Entries from a dataset
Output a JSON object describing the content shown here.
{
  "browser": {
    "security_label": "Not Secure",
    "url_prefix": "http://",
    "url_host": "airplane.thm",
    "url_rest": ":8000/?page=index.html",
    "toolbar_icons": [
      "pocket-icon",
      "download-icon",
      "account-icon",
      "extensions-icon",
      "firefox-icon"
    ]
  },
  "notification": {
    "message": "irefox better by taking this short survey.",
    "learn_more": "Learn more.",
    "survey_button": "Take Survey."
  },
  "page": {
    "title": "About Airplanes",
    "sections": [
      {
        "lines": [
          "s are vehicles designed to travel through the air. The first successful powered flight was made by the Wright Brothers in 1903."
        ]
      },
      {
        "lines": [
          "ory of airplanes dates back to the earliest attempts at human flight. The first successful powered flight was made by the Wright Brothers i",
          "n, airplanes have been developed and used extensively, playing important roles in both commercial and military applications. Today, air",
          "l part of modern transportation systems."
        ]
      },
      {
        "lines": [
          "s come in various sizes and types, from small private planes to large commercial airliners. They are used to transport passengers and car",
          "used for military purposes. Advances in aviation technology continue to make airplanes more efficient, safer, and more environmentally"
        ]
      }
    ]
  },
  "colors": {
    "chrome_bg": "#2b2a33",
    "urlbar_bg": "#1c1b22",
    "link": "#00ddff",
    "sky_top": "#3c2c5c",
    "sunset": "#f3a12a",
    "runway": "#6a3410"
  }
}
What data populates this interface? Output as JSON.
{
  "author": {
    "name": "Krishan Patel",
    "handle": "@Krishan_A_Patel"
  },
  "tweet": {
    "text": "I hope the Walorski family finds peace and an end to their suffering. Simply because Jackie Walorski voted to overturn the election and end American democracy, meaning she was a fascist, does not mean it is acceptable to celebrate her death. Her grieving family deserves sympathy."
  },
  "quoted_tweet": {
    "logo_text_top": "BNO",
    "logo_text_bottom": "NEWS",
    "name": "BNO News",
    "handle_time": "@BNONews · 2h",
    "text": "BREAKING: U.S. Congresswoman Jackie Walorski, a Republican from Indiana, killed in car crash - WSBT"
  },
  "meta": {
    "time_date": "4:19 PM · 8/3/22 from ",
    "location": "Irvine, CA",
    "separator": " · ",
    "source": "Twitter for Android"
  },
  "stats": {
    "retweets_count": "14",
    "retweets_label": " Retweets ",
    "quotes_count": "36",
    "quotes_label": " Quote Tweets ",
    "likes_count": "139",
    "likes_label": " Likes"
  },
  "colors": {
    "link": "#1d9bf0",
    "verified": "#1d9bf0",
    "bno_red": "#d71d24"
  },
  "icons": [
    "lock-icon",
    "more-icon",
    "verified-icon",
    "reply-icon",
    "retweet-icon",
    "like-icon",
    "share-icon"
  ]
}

EXERCISE DETAILS = In the listing above, how many lines include the word "first"? Answer with the number and nothing more.

ANSWER TO THE EXERCISE = 2